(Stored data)
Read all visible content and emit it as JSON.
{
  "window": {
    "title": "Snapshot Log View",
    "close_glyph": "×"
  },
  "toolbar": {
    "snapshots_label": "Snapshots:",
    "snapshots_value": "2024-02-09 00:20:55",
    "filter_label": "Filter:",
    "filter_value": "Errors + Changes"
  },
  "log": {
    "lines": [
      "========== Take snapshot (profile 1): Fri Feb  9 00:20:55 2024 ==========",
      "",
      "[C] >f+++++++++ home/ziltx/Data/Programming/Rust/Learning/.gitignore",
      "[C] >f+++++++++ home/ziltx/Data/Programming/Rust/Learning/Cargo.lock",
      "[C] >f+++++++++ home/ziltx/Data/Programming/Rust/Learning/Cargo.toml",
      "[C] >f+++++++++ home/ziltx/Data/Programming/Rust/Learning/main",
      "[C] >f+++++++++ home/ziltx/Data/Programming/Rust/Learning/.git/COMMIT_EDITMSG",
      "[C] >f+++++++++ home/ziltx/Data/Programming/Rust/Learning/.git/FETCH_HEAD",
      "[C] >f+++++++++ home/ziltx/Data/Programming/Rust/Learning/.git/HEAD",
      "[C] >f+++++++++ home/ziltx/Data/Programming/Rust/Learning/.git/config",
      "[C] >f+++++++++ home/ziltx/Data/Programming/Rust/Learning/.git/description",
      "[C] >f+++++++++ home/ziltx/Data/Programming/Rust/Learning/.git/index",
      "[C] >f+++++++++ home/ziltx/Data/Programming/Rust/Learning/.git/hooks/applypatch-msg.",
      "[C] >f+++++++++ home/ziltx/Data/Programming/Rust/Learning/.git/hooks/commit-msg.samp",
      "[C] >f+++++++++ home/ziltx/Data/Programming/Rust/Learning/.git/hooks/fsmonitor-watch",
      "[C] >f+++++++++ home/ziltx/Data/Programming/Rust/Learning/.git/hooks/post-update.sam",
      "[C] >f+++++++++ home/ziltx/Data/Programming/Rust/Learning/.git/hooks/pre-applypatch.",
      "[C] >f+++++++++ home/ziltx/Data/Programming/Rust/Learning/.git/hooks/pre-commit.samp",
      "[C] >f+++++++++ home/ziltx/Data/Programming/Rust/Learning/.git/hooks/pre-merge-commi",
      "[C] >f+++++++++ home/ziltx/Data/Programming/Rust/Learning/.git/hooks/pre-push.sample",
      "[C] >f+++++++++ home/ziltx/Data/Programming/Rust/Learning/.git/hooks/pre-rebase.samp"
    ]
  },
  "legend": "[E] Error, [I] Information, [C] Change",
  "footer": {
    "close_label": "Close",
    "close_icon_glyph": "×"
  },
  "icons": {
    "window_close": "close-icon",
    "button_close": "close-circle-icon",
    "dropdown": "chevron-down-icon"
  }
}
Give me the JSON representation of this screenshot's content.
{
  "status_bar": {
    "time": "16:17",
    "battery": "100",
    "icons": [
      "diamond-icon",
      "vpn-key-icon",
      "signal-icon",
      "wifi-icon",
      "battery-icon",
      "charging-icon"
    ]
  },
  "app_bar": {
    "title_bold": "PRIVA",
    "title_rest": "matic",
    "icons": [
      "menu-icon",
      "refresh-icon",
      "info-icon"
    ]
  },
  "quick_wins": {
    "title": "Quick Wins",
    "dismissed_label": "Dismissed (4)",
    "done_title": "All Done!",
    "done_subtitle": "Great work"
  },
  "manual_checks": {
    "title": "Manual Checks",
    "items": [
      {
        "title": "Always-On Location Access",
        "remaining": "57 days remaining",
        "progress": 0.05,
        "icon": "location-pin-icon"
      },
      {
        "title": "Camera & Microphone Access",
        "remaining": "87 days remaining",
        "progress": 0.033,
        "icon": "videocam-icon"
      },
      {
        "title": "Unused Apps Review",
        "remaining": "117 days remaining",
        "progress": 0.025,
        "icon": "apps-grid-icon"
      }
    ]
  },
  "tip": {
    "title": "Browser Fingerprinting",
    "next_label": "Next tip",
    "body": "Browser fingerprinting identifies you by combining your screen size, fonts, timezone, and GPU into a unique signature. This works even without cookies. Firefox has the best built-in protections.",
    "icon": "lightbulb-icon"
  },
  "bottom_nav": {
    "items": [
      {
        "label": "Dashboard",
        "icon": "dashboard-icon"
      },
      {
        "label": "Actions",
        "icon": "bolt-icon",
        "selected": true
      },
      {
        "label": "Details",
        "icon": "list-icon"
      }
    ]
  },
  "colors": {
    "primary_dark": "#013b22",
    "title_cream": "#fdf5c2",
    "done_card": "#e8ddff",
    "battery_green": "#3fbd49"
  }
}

- [Given exercise]: Copy each line of the records above that carries the word "remaining".

- [Solution]:
        "remaining": "57 days remaining",
        "remaining": "87 days remaining",
        "remaining": "117 days remaining",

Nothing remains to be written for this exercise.